**WRITTEN REQUEST:**
Make an exact copy of the lines below.

+ + + + +

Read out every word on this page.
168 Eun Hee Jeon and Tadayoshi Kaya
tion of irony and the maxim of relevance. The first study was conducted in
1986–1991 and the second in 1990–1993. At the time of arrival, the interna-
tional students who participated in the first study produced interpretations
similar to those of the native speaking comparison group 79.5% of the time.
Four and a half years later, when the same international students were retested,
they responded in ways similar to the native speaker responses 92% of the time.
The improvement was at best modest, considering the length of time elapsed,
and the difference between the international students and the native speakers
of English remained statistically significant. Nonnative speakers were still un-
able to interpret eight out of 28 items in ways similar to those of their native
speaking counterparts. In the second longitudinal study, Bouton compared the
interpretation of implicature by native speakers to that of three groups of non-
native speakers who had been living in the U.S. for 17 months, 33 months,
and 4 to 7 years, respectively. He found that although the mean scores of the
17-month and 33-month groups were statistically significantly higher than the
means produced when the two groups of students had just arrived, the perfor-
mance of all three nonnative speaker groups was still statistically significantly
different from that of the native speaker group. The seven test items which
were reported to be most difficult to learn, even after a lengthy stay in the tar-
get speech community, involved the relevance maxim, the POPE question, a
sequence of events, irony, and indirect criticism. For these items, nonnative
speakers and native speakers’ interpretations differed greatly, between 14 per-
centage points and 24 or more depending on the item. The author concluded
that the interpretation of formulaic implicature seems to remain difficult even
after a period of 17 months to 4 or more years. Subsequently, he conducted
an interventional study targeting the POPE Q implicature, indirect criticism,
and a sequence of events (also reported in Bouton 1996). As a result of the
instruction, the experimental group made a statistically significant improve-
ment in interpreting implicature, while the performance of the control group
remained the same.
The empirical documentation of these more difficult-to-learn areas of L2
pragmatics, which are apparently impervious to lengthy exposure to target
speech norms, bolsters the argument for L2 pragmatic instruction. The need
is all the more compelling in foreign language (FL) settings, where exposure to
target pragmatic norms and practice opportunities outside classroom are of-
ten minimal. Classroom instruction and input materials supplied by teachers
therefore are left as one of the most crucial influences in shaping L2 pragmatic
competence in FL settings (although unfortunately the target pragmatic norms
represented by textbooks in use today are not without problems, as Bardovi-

+ + + + +

**EXPECTED OUTPUT:**
Read out every word on this page.
168 Eun Hee Jeon and Tadayoshi Kaya
tion of irony and the maxim of relevance. The first study was conducted in
1986–1991 and the second in 1990–1993. At the time of arrival, the interna-
tional students who participated in the first study produced interpretations
similar to those of the native speaking comparison group 79.5% of the time.
Four and a half years later, when the same international students were retested,
they responded in ways similar to the native speaker responses 92% of the time.
The improvement was at best modest, considering the length of time elapsed,
and the difference between the international students and the native speakers
of English remained statistically significant. Nonnative speakers were still un-
able to interpret eight out of 28 items in ways similar to those of their native
speaking counterparts. In the second longitudinal study, Bouton compared the
interpretation of implicature by native speakers to that of three groups of non-
native speakers who had been living in the U.S. for 17 months, 33 months,
and 4 to 7 years, respectively. He found that although the mean scores of the
17-month and 33-month groups were statistically significantly higher than the
means produced when the two groups of students had just arrived, the perfor-
mance of all three nonnative speaker groups was still statistically significantly
different from that of the native speaker group. The seven test items which
were reported to be most difficult to learn, even after a lengthy stay in the tar-
get speech community, involved the relevance maxim, the POPE question, a
sequence of events, irony, and indirect criticism. For these items, nonnative
speakers and native speakers’ interpretations differed greatly, between 14 per-
centage points and 24 or more depending on the item. The author concluded
that the interpretation of formulaic implicature seems to remain difficult even
after a period of 17 months to 4 or more years. Subsequently, he conducted
an interventional study targeting the POPE Q implicature, indirect criticism,
and a sequence of events (also reported in Bouton 1996). As a result of the
instruction, the experimental group made a statistically significant improve-
ment in interpreting implicature, while the performance of the control group
remained the same.
The empirical documentation of these more difficult-to-learn areas of L2
pragmatics, which are apparently impervious to lengthy exposure to target
speech norms, bolsters the argument for L2 pragmatic instruction. The need
is all the more compelling in foreign language (FL) settings, where exposure to
target pragmatic norms and practice opportunities outside classroom are of-
ten minimal. Classroom instruction and input materials supplied by teachers
therefore are left as one of the most crucial influences in shaping L2 pragmatic
competence in FL settings (although unfortunately the target pragmatic norms
represented by textbooks in use today are not without problems, as Bardovi-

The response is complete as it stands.